## THE TASK
Check every line of the material below for the string "JSON", and return the ones that have it.

## MATERIAL FOR THIS TASK

#####

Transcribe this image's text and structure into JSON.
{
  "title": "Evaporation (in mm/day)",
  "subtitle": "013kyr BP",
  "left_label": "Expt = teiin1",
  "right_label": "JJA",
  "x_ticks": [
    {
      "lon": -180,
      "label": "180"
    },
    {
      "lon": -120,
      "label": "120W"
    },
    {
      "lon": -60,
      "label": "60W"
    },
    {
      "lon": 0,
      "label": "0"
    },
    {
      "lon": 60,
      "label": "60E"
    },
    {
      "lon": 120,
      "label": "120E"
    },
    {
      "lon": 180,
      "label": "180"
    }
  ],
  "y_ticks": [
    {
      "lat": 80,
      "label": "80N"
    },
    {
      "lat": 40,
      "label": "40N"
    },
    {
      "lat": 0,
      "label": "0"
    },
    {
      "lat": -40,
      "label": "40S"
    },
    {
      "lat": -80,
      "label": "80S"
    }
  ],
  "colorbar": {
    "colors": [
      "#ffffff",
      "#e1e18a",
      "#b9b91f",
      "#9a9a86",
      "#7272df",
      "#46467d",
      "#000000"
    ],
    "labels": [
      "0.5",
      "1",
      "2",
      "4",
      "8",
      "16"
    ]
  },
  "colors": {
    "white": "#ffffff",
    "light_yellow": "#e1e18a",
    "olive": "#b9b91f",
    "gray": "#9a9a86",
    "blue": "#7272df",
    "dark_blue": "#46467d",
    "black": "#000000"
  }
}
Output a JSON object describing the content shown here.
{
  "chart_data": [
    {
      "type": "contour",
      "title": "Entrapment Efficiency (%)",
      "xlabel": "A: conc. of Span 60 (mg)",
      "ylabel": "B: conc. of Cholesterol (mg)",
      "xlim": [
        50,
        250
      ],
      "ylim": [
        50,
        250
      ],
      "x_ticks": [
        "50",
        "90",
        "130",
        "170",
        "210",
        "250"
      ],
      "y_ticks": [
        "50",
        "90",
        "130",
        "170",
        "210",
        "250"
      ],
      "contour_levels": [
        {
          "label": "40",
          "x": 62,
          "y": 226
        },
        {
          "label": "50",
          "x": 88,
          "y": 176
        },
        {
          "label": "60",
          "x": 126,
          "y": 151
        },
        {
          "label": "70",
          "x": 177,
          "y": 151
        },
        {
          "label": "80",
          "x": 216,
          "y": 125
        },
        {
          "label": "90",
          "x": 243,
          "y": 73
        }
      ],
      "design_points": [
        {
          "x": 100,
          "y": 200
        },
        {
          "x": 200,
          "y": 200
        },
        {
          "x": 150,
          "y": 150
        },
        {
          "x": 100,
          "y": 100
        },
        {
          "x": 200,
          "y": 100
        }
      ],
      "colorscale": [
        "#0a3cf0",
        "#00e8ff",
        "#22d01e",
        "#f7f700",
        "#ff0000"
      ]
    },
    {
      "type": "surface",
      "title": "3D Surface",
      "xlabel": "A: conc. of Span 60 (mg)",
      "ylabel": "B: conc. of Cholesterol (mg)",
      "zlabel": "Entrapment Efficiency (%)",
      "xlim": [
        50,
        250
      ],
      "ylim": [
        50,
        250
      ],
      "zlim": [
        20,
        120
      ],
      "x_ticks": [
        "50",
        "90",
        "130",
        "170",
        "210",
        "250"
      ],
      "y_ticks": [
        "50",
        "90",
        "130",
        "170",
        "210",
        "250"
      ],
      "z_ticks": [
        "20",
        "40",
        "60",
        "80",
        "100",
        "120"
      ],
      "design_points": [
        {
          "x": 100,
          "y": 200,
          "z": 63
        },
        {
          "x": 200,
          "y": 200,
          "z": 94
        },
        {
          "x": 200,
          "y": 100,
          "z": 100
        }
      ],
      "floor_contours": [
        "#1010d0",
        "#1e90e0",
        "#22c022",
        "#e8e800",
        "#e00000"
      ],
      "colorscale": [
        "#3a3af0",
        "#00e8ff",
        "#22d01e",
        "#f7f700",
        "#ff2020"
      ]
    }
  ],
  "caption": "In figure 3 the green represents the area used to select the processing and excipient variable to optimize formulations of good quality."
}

#####

## RESULT OF THE TASK
Transcribe this image's text and structure into JSON.
Output a JSON object describing the content shown here.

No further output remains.